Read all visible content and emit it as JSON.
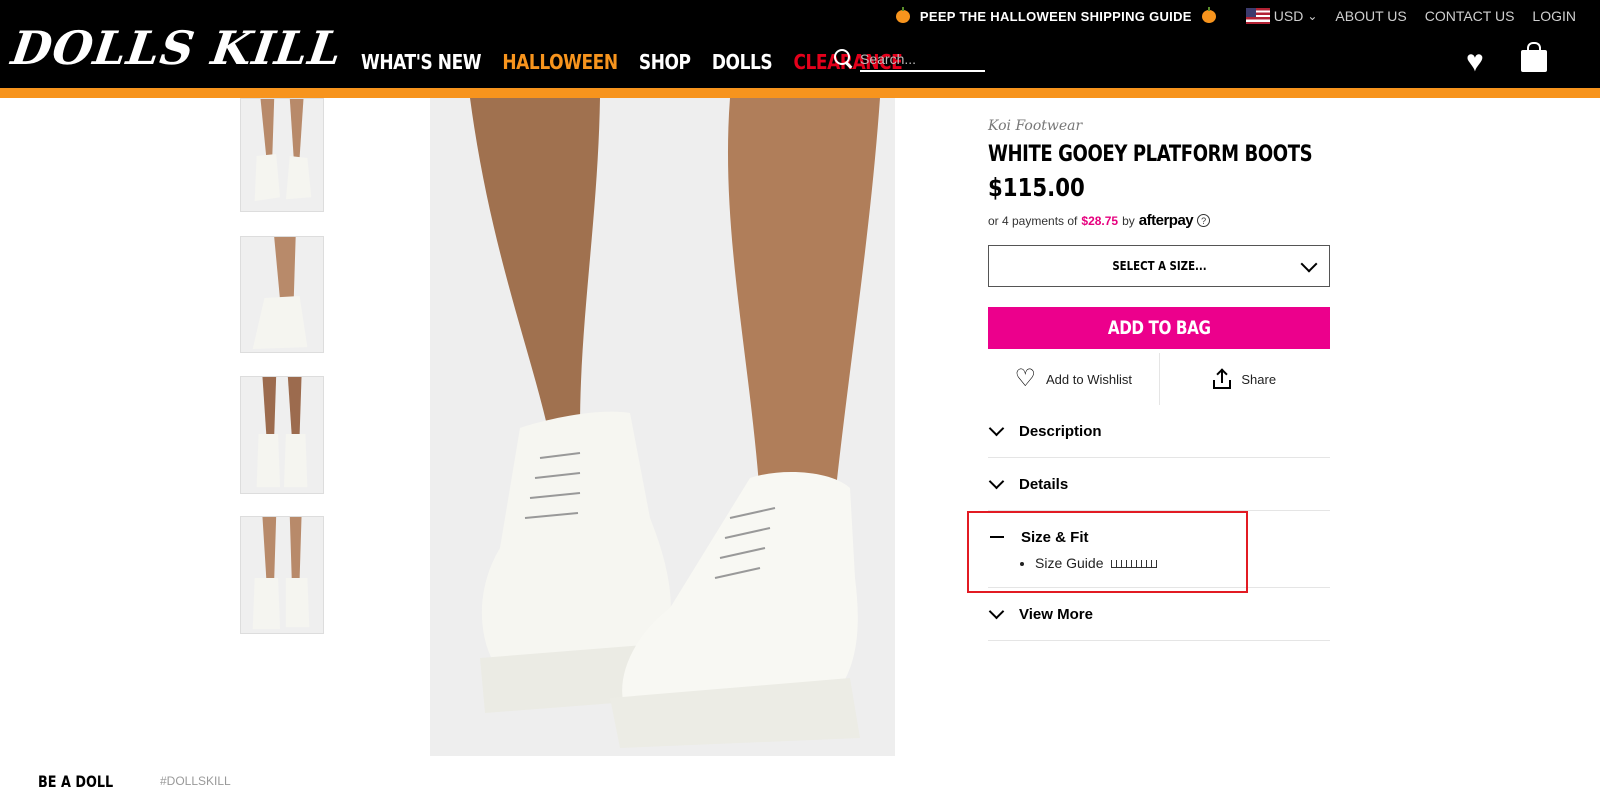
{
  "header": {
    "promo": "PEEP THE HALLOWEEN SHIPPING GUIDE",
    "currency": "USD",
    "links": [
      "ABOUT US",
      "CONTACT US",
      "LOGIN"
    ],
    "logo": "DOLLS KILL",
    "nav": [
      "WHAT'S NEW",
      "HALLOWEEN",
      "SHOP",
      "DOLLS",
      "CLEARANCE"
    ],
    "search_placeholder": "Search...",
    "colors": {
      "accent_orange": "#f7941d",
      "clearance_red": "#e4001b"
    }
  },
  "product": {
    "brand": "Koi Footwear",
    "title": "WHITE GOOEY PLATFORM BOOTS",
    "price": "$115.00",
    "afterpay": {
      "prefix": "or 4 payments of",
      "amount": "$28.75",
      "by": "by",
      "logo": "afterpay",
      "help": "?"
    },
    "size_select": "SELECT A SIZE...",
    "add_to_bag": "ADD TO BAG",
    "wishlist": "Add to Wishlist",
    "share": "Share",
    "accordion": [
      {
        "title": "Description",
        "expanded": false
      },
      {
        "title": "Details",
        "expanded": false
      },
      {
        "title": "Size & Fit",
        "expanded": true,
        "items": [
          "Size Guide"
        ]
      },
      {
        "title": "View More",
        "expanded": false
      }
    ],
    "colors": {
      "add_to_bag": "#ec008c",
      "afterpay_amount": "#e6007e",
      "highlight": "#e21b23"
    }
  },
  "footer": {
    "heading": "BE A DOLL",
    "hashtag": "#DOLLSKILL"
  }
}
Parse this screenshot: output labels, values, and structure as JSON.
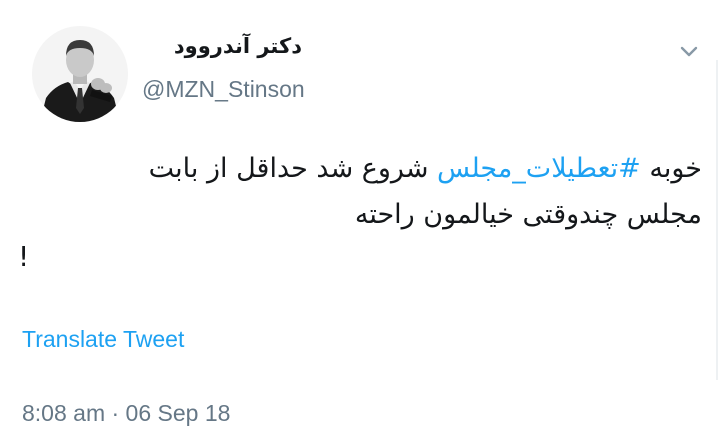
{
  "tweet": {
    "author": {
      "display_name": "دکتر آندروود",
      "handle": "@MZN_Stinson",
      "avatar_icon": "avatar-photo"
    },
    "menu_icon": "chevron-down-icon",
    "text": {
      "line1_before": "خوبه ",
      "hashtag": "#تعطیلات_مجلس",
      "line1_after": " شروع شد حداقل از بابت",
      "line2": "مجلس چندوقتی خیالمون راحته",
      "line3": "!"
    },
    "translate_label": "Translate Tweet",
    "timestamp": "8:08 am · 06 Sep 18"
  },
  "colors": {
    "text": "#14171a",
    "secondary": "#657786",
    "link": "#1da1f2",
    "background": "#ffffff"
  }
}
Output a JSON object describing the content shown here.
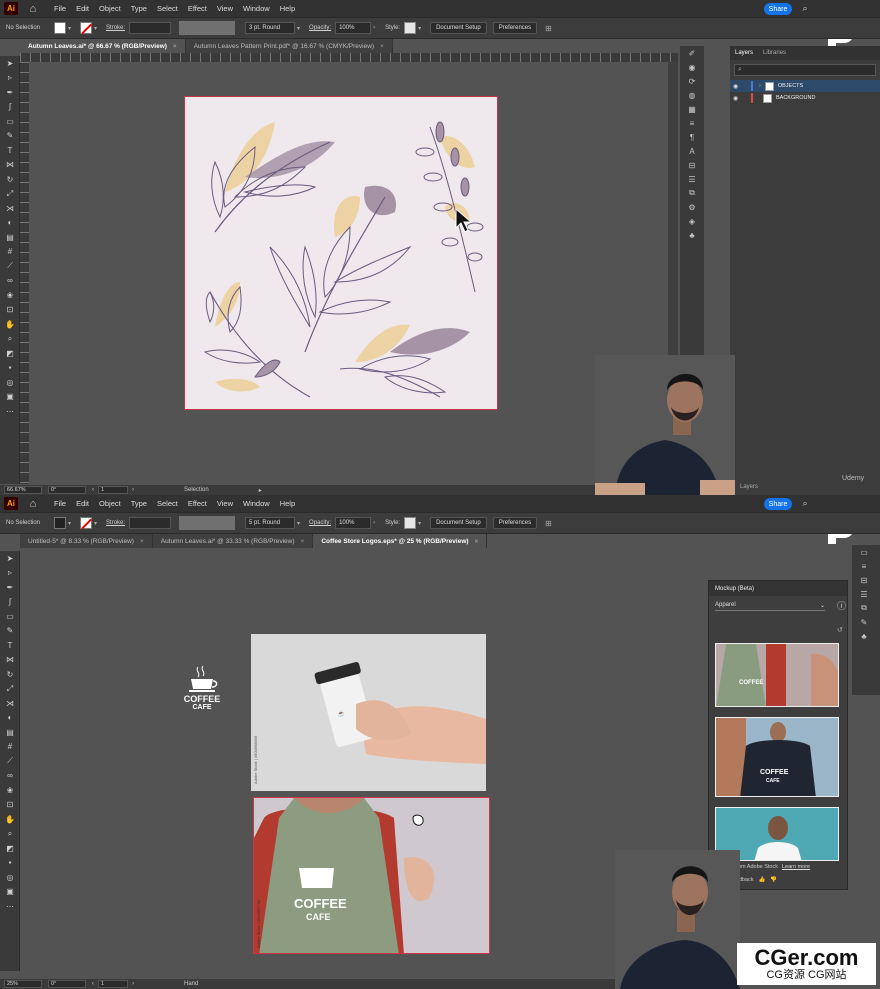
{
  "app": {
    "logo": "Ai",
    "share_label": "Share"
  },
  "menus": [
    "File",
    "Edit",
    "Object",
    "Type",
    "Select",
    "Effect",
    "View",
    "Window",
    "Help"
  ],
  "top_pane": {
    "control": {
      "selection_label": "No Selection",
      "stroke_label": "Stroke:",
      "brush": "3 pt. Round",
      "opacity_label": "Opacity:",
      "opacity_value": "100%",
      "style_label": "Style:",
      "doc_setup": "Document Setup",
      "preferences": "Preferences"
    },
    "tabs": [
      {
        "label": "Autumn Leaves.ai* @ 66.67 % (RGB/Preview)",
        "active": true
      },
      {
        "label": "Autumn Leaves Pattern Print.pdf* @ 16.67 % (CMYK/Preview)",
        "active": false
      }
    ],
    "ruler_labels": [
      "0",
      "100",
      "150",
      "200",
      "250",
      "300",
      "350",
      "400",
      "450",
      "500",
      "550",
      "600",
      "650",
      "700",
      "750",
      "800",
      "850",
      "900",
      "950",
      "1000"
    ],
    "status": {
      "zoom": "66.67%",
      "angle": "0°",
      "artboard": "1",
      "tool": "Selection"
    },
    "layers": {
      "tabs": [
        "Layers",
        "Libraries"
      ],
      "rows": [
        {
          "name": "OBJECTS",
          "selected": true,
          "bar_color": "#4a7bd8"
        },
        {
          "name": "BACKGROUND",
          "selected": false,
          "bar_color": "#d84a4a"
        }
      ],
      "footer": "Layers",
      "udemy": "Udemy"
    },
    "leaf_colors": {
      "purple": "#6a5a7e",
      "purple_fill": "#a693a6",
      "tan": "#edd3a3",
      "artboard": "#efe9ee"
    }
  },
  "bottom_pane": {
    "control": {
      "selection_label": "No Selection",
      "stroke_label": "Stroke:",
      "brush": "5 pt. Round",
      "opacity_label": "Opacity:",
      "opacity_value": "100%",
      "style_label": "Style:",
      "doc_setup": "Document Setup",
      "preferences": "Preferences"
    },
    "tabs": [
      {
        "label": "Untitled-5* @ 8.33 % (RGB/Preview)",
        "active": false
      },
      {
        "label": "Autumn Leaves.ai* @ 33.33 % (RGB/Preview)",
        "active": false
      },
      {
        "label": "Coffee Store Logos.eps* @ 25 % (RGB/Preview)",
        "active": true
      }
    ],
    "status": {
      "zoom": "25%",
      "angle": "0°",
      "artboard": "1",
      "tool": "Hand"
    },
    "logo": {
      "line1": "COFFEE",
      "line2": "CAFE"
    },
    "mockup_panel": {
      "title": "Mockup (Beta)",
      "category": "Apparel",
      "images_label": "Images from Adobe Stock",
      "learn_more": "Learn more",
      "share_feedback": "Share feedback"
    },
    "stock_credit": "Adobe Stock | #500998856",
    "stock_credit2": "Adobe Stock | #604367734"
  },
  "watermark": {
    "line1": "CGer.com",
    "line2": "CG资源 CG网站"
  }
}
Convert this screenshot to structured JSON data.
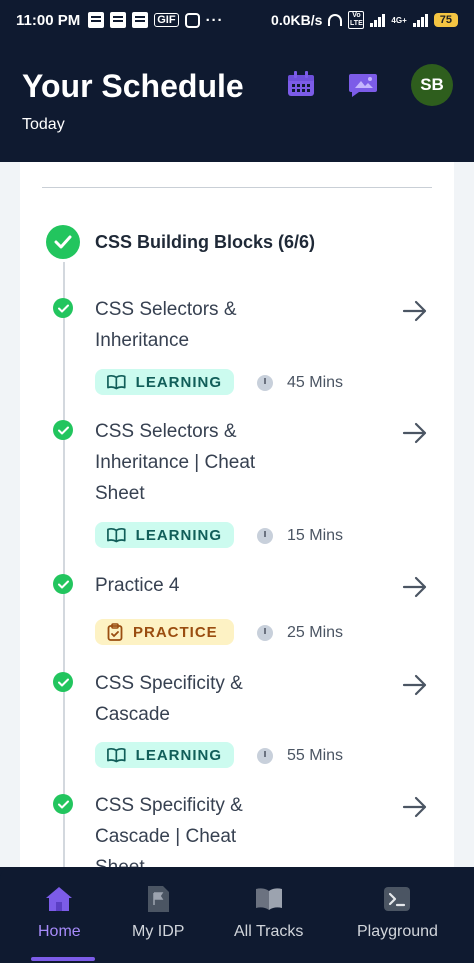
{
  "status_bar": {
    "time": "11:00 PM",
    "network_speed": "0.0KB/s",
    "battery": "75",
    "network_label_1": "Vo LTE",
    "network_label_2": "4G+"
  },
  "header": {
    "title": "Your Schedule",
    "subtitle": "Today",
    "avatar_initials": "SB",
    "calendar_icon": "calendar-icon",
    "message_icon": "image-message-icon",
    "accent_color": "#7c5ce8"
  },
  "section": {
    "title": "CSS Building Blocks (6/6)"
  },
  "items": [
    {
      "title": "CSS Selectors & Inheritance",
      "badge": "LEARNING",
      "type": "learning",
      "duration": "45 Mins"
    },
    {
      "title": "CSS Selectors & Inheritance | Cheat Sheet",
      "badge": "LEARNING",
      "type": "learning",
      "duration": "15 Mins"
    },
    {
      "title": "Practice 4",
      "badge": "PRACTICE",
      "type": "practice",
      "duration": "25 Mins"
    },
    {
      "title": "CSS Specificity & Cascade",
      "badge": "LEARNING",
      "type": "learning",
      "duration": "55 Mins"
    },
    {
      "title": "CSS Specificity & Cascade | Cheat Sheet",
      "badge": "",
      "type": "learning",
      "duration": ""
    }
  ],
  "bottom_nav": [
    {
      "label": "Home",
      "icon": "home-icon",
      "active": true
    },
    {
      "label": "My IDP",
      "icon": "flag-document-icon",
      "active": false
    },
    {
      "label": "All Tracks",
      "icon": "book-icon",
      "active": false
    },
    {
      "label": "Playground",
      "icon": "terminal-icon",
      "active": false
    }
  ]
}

****************************************

> _Work instructions_
All records should be output exactly, with the pictures left out.

> _Exercise output_
Read all visible content and emit it as JSON.
{
  "header": {
    "promo": "PEEP THE HALLOWEEN SHIPPING GUIDE",
    "currency": "USD",
    "links": [
      "ABOUT US",
      "CONTACT US",
      "LOGIN"
    ],
    "logo": "DOLLS KILL",
    "nav": [
      "WHAT'S NEW",
      "HALLOWEEN",
      "SHOP",
      "DOLLS",
      "CLEARANCE"
    ],
    "search_placeholder": "Search...",
    "colors": {
      "accent_orange": "#f7941d",
      "clearance_red": "#e4001b"
    }
  },
  "product": {
    "brand": "Koi Footwear",
    "title": "WHITE GOOEY PLATFORM BOOTS",
    "price": "$115.00",
    "afterpay": {
      "prefix": "or 4 payments of",
      "amount": "$28.75",
      "by": "by",
      "logo": "afterpay",
      "help": "?"
    },
    "size_select": "SELECT A SIZE...",
    "add_to_bag": "ADD TO BAG",
    "wishlist": "Add to Wishlist",
    "share": "Share",
    "accordion": [
      {
        "title": "Description",
        "expanded": false
      },
      {
        "title": "Details",
        "expanded": false
      },
      {
        "title": "Size & Fit",
        "expanded": true,
        "items": [
          "Size Guide"
        ]
      },
      {
        "title": "View More",
        "expanded": false
      }
    ],
    "colors": {
      "add_to_bag": "#ec008c",
      "afterpay_amount": "#e6007e",
      "highlight": "#e21b23"
    }
  },
  "footer": {
    "heading": "BE A DOLL",
    "hashtag": "#DOLLSKILL"
  }
}
Parse this screenshot: output labels, values, and structure as JSON.
{
  "tweet": {
    "author": {
      "display_name": "دکتر آندروود",
      "handle": "@MZN_Stinson",
      "avatar_icon": "avatar-photo"
    },
    "menu_icon": "chevron-down-icon",
    "text": {
      "line1_before": "خوبه ",
      "hashtag": "#تعطیلات_مجلس",
      "line1_after": " شروع شد حداقل از بابت",
      "line2": "مجلس چندوقتی خیالمون راحته",
      "line3": "!"
    },
    "translate_label": "Translate Tweet",
    "timestamp": "8:08 am · 06 Sep 18"
  },
  "colors": {
    "text": "#14171a",
    "secondary": "#657786",
    "link": "#1da1f2",
    "background": "#ffffff"
  }
}
Output a JSON object describing the content shown here.
{
  "app": {
    "logo": "Ai",
    "share_label": "Share"
  },
  "menus": [
    "File",
    "Edit",
    "Object",
    "Type",
    "Select",
    "Effect",
    "View",
    "Window",
    "Help"
  ],
  "top_pane": {
    "control": {
      "selection_label": "No Selection",
      "stroke_label": "Stroke:",
      "brush": "3 pt. Round",
      "opacity_label": "Opacity:",
      "opacity_value": "100%",
      "style_label": "Style:",
      "doc_setup": "Document Setup",
      "preferences": "Preferences"
    },
    "tabs": [
      {
        "label": "Autumn Leaves.ai* @ 66.67 % (RGB/Preview)",
        "active": true
      },
      {
        "label": "Autumn Leaves Pattern Print.pdf* @ 16.67 % (CMYK/Preview)",
        "active": false
      }
    ],
    "ruler_labels": [
      "0",
      "100",
      "150",
      "200",
      "250",
      "300",
      "350",
      "400",
      "450",
      "500",
      "550",
      "600",
      "650",
      "700",
      "750",
      "800",
      "850",
      "900",
      "950",
      "1000"
    ],
    "status": {
      "zoom": "66.67%",
      "angle": "0°",
      "artboard": "1",
      "tool": "Selection"
    },
    "layers": {
      "tabs": [
        "Layers",
        "Libraries"
      ],
      "rows": [
        {
          "name": "OBJECTS",
          "selected": true,
          "bar_color": "#4a7bd8"
        },
        {
          "name": "BACKGROUND",
          "selected": false,
          "bar_color": "#d84a4a"
        }
      ],
      "footer": "Layers",
      "udemy": "Udemy"
    },
    "leaf_colors": {
      "purple": "#6a5a7e",
      "purple_fill": "#a693a6",
      "tan": "#edd3a3",
      "artboard": "#efe9ee"
    }
  },
  "bottom_pane": {
    "control": {
      "selection_label": "No Selection",
      "stroke_label": "Stroke:",
      "brush": "5 pt. Round",
      "opacity_label": "Opacity:",
      "opacity_value": "100%",
      "style_label": "Style:",
      "doc_setup": "Document Setup",
      "preferences": "Preferences"
    },
    "tabs": [
      {
        "label": "Untitled-5* @ 8.33 % (RGB/Preview)",
        "active": false
      },
      {
        "label": "Autumn Leaves.ai* @ 33.33 % (RGB/Preview)",
        "active": false
      },
      {
        "label": "Coffee Store Logos.eps* @ 25 % (RGB/Preview)",
        "active": true
      }
    ],
    "status": {
      "zoom": "25%",
      "angle": "0°",
      "artboard": "1",
      "tool": "Hand"
    },
    "logo": {
      "line1": "COFFEE",
      "line2": "CAFE"
    },
    "mockup_panel": {
      "title": "Mockup (Beta)",
      "category": "Apparel",
      "images_label": "Images from Adobe Stock",
      "learn_more": "Learn more",
      "share_feedback": "Share feedback"
    },
    "stock_credit": "Adobe Stock | #500998856",
    "stock_credit2": "Adobe Stock | #604367734"
  },
  "watermark": {
    "line1": "CGer.com",
    "line2": "CG资源 CG网站"
  }
}
Convert this screenshot to structured JSON data.
{
  "status_bar": {
    "time": "11:00 PM",
    "network_speed": "0.0KB/s",
    "battery": "75",
    "network_label_1": "Vo LTE",
    "network_label_2": "4G+"
  },
  "header": {
    "title": "Your Schedule",
    "subtitle": "Today",
    "avatar_initials": "SB",
    "calendar_icon": "calendar-icon",
    "message_icon": "image-message-icon",
    "accent_color": "#7c5ce8"
  },
  "section": {
    "title": "CSS Building Blocks (6/6)"
  },
  "items": [
    {
      "title": "CSS Selectors & Inheritance",
      "badge": "LEARNING",
      "type": "learning",
      "duration": "45 Mins"
    },
    {
      "title": "CSS Selectors & Inheritance | Cheat Sheet",
      "badge": "LEARNING",
      "type": "learning",
      "duration": "15 Mins"
    },
    {
      "title": "Practice 4",
      "badge": "PRACTICE",
      "type": "practice",
      "duration": "25 Mins"
    },
    {
      "title": "CSS Specificity & Cascade",
      "badge": "LEARNING",
      "type": "learning",
      "duration": "55 Mins"
    },
    {
      "title": "CSS Specificity & Cascade | Cheat Sheet",
      "badge": "",
      "type": "learning",
      "duration": ""
    }
  ],
  "bottom_nav": [
    {
      "label": "Home",
      "icon": "home-icon",
      "active": true
    },
    {
      "label": "My IDP",
      "icon": "flag-document-icon",
      "active": false
    },
    {
      "label": "All Tracks",
      "icon": "book-icon",
      "active": false
    },
    {
      "label": "Playground",
      "icon": "terminal-icon",
      "active": false
    }
  ]
}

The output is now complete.